- [What you are asked to do]
Would you restate all the data that follows, word for word?

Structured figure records
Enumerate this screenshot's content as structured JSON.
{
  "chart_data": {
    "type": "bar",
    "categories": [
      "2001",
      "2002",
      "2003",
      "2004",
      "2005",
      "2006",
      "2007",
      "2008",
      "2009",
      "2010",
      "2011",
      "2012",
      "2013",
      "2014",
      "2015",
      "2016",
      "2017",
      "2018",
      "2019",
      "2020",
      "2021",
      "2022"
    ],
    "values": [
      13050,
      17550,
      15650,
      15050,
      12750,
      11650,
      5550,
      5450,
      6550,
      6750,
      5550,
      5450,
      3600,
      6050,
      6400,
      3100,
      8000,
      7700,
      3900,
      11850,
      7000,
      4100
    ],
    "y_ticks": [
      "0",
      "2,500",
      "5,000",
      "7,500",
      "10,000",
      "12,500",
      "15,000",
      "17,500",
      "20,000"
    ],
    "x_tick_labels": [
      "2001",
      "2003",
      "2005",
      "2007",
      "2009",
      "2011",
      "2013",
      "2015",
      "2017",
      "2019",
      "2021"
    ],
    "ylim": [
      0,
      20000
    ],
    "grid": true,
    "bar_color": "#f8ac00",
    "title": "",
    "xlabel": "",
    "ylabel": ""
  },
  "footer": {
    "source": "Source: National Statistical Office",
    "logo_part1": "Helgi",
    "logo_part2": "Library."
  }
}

- [Solution]
Enumerate this screenshot's content as structured JSON.
{
  "chart_data": {
    "type": "bar",
    "categories": [
      "2001",
      "2002",
      "2003",
      "2004",
      "2005",
      "2006",
      "2007",
      "2008",
      "2009",
      "2010",
      "2011",
      "2012",
      "2013",
      "2014",
      "2015",
      "2016",
      "2017",
      "2018",
      "2019",
      "2020",
      "2021",
      "2022"
    ],
    "values": [
      13050,
      17550,
      15650,
      15050,
      12750,
      11650,
      5550,
      5450,
      6550,
      6750,
      5550,
      5450,
      3600,
      6050,
      6400,
      3100,
      8000,
      7700,
      3900,
      11850,
      7000,
      4100
    ],
    "y_ticks": [
      "0",
      "2,500",
      "5,000",
      "7,500",
      "10,000",
      "12,500",
      "15,000",
      "17,500",
      "20,000"
    ],
    "x_tick_labels": [
      "2001",
      "2003",
      "2005",
      "2007",
      "2009",
      "2011",
      "2013",
      "2015",
      "2017",
      "2019",
      "2021"
    ],
    "ylim": [
      0,
      20000
    ],
    "grid": true,
    "bar_color": "#f8ac00",
    "title": "",
    "xlabel": "",
    "ylabel": ""
  },
  "footer": {
    "source": "Source: National Statistical Office",
    "logo_part1": "Helgi",
    "logo_part2": "Library."
  }
}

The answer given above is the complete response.